--- start of Given records ---

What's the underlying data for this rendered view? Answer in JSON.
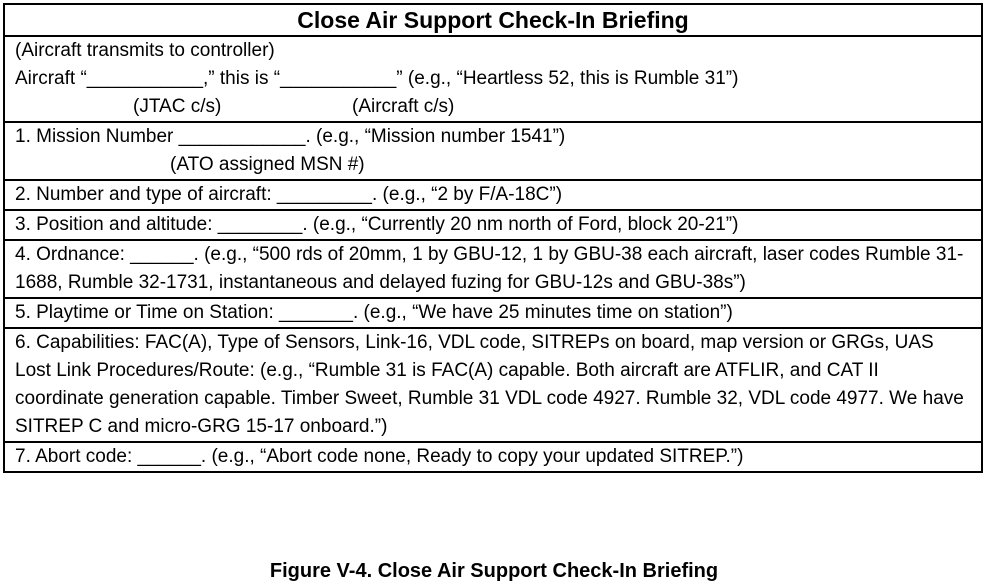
{
  "title": "Close Air Support Check-In Briefing",
  "intro": {
    "line1": "(Aircraft transmits to controller)",
    "line2": "Aircraft “___________,” this is “___________”  (e.g., “Heartless 52, this is Rumble 31”)",
    "label_jtac": "(JTAC c/s)",
    "label_aircraft": "(Aircraft c/s)"
  },
  "items": [
    {
      "text": "1. Mission Number ____________.  (e.g., “Mission number 1541”)",
      "sublabel": "(ATO assigned MSN #)"
    },
    {
      "text": "2. Number and type of aircraft:  _________. (e.g., “2 by F/A-18C”)"
    },
    {
      "text": "3. Position and altitude: ________. (e.g., “Currently 20 nm north of Ford, block 20-21”)"
    },
    {
      "text": "4. Ordnance: ______. (e.g., “500 rds of 20mm, 1 by GBU-12, 1 by GBU-38 each aircraft, laser codes Rumble 31-1688, Rumble 32-1731, instantaneous and delayed fuzing for GBU-12s and GBU-38s”)"
    },
    {
      "text": "5. Playtime or Time on Station: _______. (e.g., “We have 25 minutes time on station”)"
    },
    {
      "text": "6. Capabilities: FAC(A), Type of Sensors, Link-16, VDL code, SITREPs on board, map version or GRGs, UAS Lost Link Procedures/Route: (e.g., “Rumble 31 is FAC(A) capable.  Both aircraft are ATFLIR, and CAT II coordinate generation capable.  Timber Sweet, Rumble 31 VDL code 4927.  Rumble 32, VDL code 4977.  We have SITREP C and micro-GRG 15-17 onboard.”)"
    },
    {
      "text": "7. Abort code: ______.  (e.g., “Abort code none, Ready to copy your updated SITREP.”)"
    }
  ],
  "caption": "Figure V-4.  Close Air Support Check-In Briefing"
}
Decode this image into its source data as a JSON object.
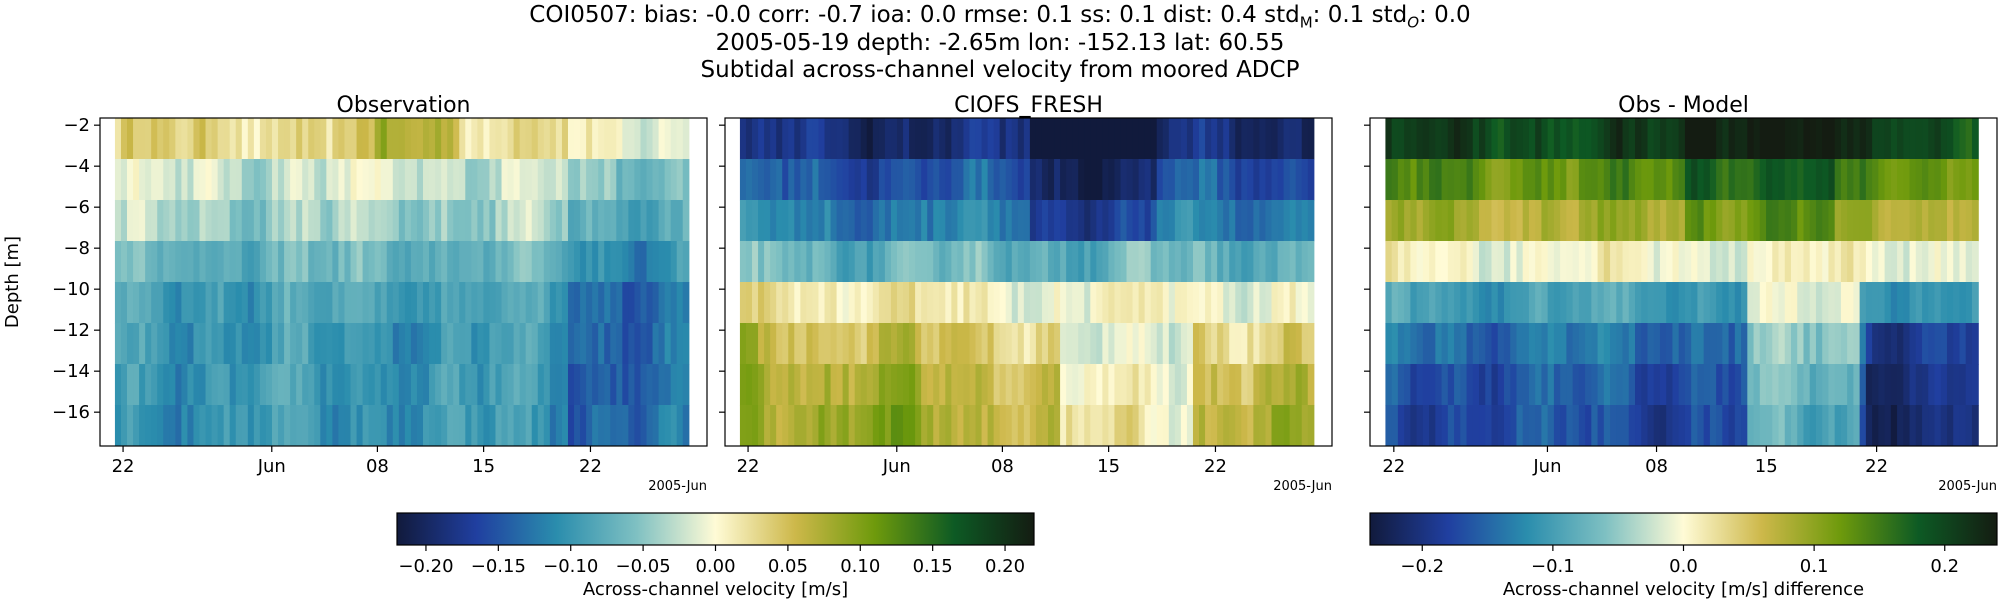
{
  "titles": {
    "line1": "COI0507: bias: -0.0  corr: -0.7  ioa: 0.0  rmse: 0.1  ss: 0.1  dist: 0.4  std_M: 0.1  std_O: 0.0",
    "line1_prefix": "COI0507: bias: -0.0  corr: -0.7  ioa: 0.0  rmse: 0.1  ss: 0.1  dist: 0.4  std",
    "line1_subM": "M",
    "line1_mid": ": 0.1  std",
    "line1_subO": "O",
    "line1_suffix": ": 0.0",
    "line2": "2005-05-19 depth: -2.65m lon: -152.13 lat: 60.55",
    "line3": "Subtidal across-channel velocity from moored ADCP"
  },
  "colors": {
    "colormap": [
      "#111a3c",
      "#203fa0",
      "#2a8dad",
      "#7ec0c2",
      "#fffbd6",
      "#cdb84a",
      "#6e9a0c",
      "#0d5a24",
      "#141c12"
    ]
  },
  "chart_data": [
    {
      "type": "heatmap",
      "title": "Observation",
      "ylabel": "Depth [m]",
      "xlabel": "",
      "x_tick_labels": [
        "22",
        "Jun",
        "08",
        "15",
        "22"
      ],
      "x_offset_label": "2005-Jun",
      "y_ticks": [
        -2,
        -4,
        -6,
        -8,
        -10,
        -12,
        -14,
        -16
      ],
      "depth_bins": [
        -2.65,
        -4.65,
        -6.65,
        -8.65,
        -10.65,
        -12.65,
        -14.65,
        -16.65
      ],
      "time_range": [
        "2005-05-19",
        "2005-06-27"
      ],
      "clim": [
        -0.22,
        0.22
      ],
      "profile_by_depth": [
        0.03,
        -0.02,
        -0.04,
        -0.07,
        -0.09,
        -0.1,
        -0.1,
        -0.1
      ]
    },
    {
      "type": "heatmap",
      "title": "CIOFS_FRESH",
      "x_tick_labels": [
        "22",
        "Jun",
        "08",
        "15",
        "22"
      ],
      "x_offset_label": "2005-Jun",
      "y_ticks": [
        -2,
        -4,
        -6,
        -8,
        -10,
        -12,
        -14,
        -16
      ],
      "depth_bins": [
        -2.65,
        -4.65,
        -6.65,
        -8.65,
        -10.65,
        -12.65,
        -14.65,
        -16.65
      ],
      "time_range": [
        "2005-05-19",
        "2005-06-27"
      ],
      "clim": [
        -0.22,
        0.22
      ],
      "profile_by_depth": [
        -0.19,
        -0.15,
        -0.12,
        -0.07,
        0.0,
        0.04,
        0.06,
        0.07
      ]
    },
    {
      "type": "heatmap",
      "title": "Obs - Model",
      "x_tick_labels": [
        "22",
        "Jun",
        "08",
        "15",
        "22"
      ],
      "x_offset_label": "2005-Jun",
      "y_ticks": [
        -2,
        -4,
        -6,
        -8,
        -10,
        -12,
        -14,
        -16
      ],
      "depth_bins": [
        -2.65,
        -4.65,
        -6.65,
        -8.65,
        -10.65,
        -12.65,
        -14.65,
        -16.65
      ],
      "time_range": [
        "2005-05-19",
        "2005-06-27"
      ],
      "clim": [
        -0.24,
        0.24
      ],
      "profile_by_depth": [
        0.2,
        0.13,
        0.08,
        0.0,
        -0.1,
        -0.14,
        -0.16,
        -0.17
      ]
    }
  ],
  "colorbars": [
    {
      "label": "Across-channel velocity [m/s]",
      "range": [
        -0.22,
        0.22
      ],
      "ticks": [
        -0.2,
        -0.15,
        -0.1,
        -0.05,
        0.0,
        0.05,
        0.1,
        0.15,
        0.2
      ],
      "tick_labels": [
        "−0.20",
        "−0.15",
        "−0.10",
        "−0.05",
        "0.00",
        "0.05",
        "0.10",
        "0.15",
        "0.20"
      ]
    },
    {
      "label": "Across-channel velocity [m/s] difference",
      "range": [
        -0.24,
        0.24
      ],
      "ticks": [
        -0.2,
        -0.1,
        0.0,
        0.1,
        0.2
      ],
      "tick_labels": [
        "−0.2",
        "−0.1",
        "0.0",
        "0.1",
        "0.2"
      ]
    }
  ]
}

--- end of Given records ---

[Do this]: Transcribe all of the records above character for character. Exclude the pictures.

[Exercise result]:
What's the underlying data for this rendered view? Answer in JSON.
{
  "title": "Close Air Support Check-In Briefing",
  "intro": {
    "line1": "(Aircraft transmits to controller)",
    "line2": "Aircraft “___________,” this is “___________”  (e.g., “Heartless 52, this is Rumble 31”)",
    "label_jtac": "(JTAC c/s)",
    "label_aircraft": "(Aircraft c/s)"
  },
  "items": [
    {
      "text": "1. Mission Number ____________.  (e.g., “Mission number 1541”)",
      "sublabel": "(ATO assigned MSN #)"
    },
    {
      "text": "2. Number and type of aircraft:  _________. (e.g., “2 by F/A-18C”)"
    },
    {
      "text": "3. Position and altitude: ________. (e.g., “Currently 20 nm north of Ford, block 20-21”)"
    },
    {
      "text": "4. Ordnance: ______. (e.g., “500 rds of 20mm, 1 by GBU-12, 1 by GBU-38 each aircraft, laser codes Rumble 31-1688, Rumble 32-1731, instantaneous and delayed fuzing for GBU-12s and GBU-38s”)"
    },
    {
      "text": "5. Playtime or Time on Station: _______. (e.g., “We have 25 minutes time on station”)"
    },
    {
      "text": "6. Capabilities: FAC(A), Type of Sensors, Link-16, VDL code, SITREPs on board, map version or GRGs, UAS Lost Link Procedures/Route: (e.g., “Rumble 31 is FAC(A) capable.  Both aircraft are ATFLIR, and CAT II coordinate generation capable.  Timber Sweet, Rumble 31 VDL code 4927.  Rumble 32, VDL code 4977.  We have SITREP C and micro-GRG 15-17 onboard.”)"
    },
    {
      "text": "7. Abort code: ______.  (e.g., “Abort code none, Ready to copy your updated SITREP.”)"
    }
  ],
  "caption": "Figure V-4.  Close Air Support Check-In Briefing"
}
Decode this image into its source data as a JSON object.
{
  "titles": {
    "line1": "COI0507: bias: -0.0  corr: -0.7  ioa: 0.0  rmse: 0.1  ss: 0.1  dist: 0.4  std_M: 0.1  std_O: 0.0",
    "line1_prefix": "COI0507: bias: -0.0  corr: -0.7  ioa: 0.0  rmse: 0.1  ss: 0.1  dist: 0.4  std",
    "line1_subM": "M",
    "line1_mid": ": 0.1  std",
    "line1_subO": "O",
    "line1_suffix": ": 0.0",
    "line2": "2005-05-19 depth: -2.65m lon: -152.13 lat: 60.55",
    "line3": "Subtidal across-channel velocity from moored ADCP"
  },
  "colors": {
    "colormap": [
      "#111a3c",
      "#203fa0",
      "#2a8dad",
      "#7ec0c2",
      "#fffbd6",
      "#cdb84a",
      "#6e9a0c",
      "#0d5a24",
      "#141c12"
    ]
  },
  "chart_data": [
    {
      "type": "heatmap",
      "title": "Observation",
      "ylabel": "Depth [m]",
      "xlabel": "",
      "x_tick_labels": [
        "22",
        "Jun",
        "08",
        "15",
        "22"
      ],
      "x_offset_label": "2005-Jun",
      "y_ticks": [
        -2,
        -4,
        -6,
        -8,
        -10,
        -12,
        -14,
        -16
      ],
      "depth_bins": [
        -2.65,
        -4.65,
        -6.65,
        -8.65,
        -10.65,
        -12.65,
        -14.65,
        -16.65
      ],
      "time_range": [
        "2005-05-19",
        "2005-06-27"
      ],
      "clim": [
        -0.22,
        0.22
      ],
      "profile_by_depth": [
        0.03,
        -0.02,
        -0.04,
        -0.07,
        -0.09,
        -0.1,
        -0.1,
        -0.1
      ]
    },
    {
      "type": "heatmap",
      "title": "CIOFS_FRESH",
      "x_tick_labels": [
        "22",
        "Jun",
        "08",
        "15",
        "22"
      ],
      "x_offset_label": "2005-Jun",
      "y_ticks": [
        -2,
        -4,
        -6,
        -8,
        -10,
        -12,
        -14,
        -16
      ],
      "depth_bins": [
        -2.65,
        -4.65,
        -6.65,
        -8.65,
        -10.65,
        -12.65,
        -14.65,
        -16.65
      ],
      "time_range": [
        "2005-05-19",
        "2005-06-27"
      ],
      "clim": [
        -0.22,
        0.22
      ],
      "profile_by_depth": [
        -0.19,
        -0.15,
        -0.12,
        -0.07,
        0.0,
        0.04,
        0.06,
        0.07
      ]
    },
    {
      "type": "heatmap",
      "title": "Obs - Model",
      "x_tick_labels": [
        "22",
        "Jun",
        "08",
        "15",
        "22"
      ],
      "x_offset_label": "2005-Jun",
      "y_ticks": [
        -2,
        -4,
        -6,
        -8,
        -10,
        -12,
        -14,
        -16
      ],
      "depth_bins": [
        -2.65,
        -4.65,
        -6.65,
        -8.65,
        -10.65,
        -12.65,
        -14.65,
        -16.65
      ],
      "time_range": [
        "2005-05-19",
        "2005-06-27"
      ],
      "clim": [
        -0.24,
        0.24
      ],
      "profile_by_depth": [
        0.2,
        0.13,
        0.08,
        0.0,
        -0.1,
        -0.14,
        -0.16,
        -0.17
      ]
    }
  ],
  "colorbars": [
    {
      "label": "Across-channel velocity [m/s]",
      "range": [
        -0.22,
        0.22
      ],
      "ticks": [
        -0.2,
        -0.15,
        -0.1,
        -0.05,
        0.0,
        0.05,
        0.1,
        0.15,
        0.2
      ],
      "tick_labels": [
        "−0.20",
        "−0.15",
        "−0.10",
        "−0.05",
        "0.00",
        "0.05",
        "0.10",
        "0.15",
        "0.20"
      ]
    },
    {
      "label": "Across-channel velocity [m/s] difference",
      "range": [
        -0.24,
        0.24
      ],
      "ticks": [
        -0.2,
        -0.1,
        0.0,
        0.1,
        0.2
      ],
      "tick_labels": [
        "−0.2",
        "−0.1",
        "0.0",
        "0.1",
        "0.2"
      ]
    }
  ]
}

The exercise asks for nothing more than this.